PROBLEM TO SOLVE
Write out each line exactly as it stands, please.

ENTRIES SHOWN
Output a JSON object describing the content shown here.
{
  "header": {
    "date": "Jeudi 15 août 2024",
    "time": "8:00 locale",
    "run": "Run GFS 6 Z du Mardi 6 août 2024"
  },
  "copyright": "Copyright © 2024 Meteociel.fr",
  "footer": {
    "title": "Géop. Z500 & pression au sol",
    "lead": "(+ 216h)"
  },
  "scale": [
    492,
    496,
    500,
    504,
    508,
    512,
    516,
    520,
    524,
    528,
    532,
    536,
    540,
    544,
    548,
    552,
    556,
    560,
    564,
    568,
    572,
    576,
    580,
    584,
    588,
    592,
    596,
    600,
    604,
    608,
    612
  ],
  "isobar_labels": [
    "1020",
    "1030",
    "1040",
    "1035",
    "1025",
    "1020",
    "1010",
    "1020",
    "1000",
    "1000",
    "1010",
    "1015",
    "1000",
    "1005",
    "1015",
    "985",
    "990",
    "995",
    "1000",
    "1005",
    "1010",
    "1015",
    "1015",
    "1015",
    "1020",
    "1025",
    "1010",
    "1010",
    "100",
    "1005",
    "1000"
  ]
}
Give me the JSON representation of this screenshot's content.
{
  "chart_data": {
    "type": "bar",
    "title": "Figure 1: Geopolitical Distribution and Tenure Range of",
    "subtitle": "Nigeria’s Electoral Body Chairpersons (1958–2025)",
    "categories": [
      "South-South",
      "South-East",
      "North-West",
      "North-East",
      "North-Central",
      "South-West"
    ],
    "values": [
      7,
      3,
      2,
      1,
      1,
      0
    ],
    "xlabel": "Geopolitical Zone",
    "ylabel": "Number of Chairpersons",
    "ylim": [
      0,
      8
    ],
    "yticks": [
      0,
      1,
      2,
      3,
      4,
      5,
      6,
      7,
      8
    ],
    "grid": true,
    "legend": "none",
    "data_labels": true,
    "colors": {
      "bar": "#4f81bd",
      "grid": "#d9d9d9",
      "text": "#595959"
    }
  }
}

REPLY
Output a JSON object describing the content shown here.
{
  "header": {
    "date": "Jeudi 15 août 2024",
    "time": "8:00 locale",
    "run": "Run GFS 6 Z du Mardi 6 août 2024"
  },
  "copyright": "Copyright © 2024 Meteociel.fr",
  "footer": {
    "title": "Géop. Z500 & pression au sol",
    "lead": "(+ 216h)"
  },
  "scale": [
    492,
    496,
    500,
    504,
    508,
    512,
    516,
    520,
    524,
    528,
    532,
    536,
    540,
    544,
    548,
    552,
    556,
    560,
    564,
    568,
    572,
    576,
    580,
    584,
    588,
    592,
    596,
    600,
    604,
    608,
    612
  ],
  "isobar_labels": [
    "1020",
    "1030",
    "1040",
    "1035",
    "1025",
    "1020",
    "1010",
    "1020",
    "1000",
    "1000",
    "1010",
    "1015",
    "1000",
    "1005",
    "1015",
    "985",
    "990",
    "995",
    "1000",
    "1005",
    "1010",
    "1015",
    "1015",
    "1015",
    "1020",
    "1025",
    "1010",
    "1010",
    "100",
    "1005",
    "1000"
  ]
}
Give me the JSON representation of this screenshot's content.
{
  "chart_data": {
    "type": "bar",
    "title": "Figure 1: Geopolitical Distribution and Tenure Range of",
    "subtitle": "Nigeria’s Electoral Body Chairpersons (1958–2025)",
    "categories": [
      "South-South",
      "South-East",
      "North-West",
      "North-East",
      "North-Central",
      "South-West"
    ],
    "values": [
      7,
      3,
      2,
      1,
      1,
      0
    ],
    "xlabel": "Geopolitical Zone",
    "ylabel": "Number of Chairpersons",
    "ylim": [
      0,
      8
    ],
    "yticks": [
      0,
      1,
      2,
      3,
      4,
      5,
      6,
      7,
      8
    ],
    "grid": true,
    "legend": "none",
    "data_labels": true,
    "colors": {
      "bar": "#4f81bd",
      "grid": "#d9d9d9",
      "text": "#595959"
    }
  }
}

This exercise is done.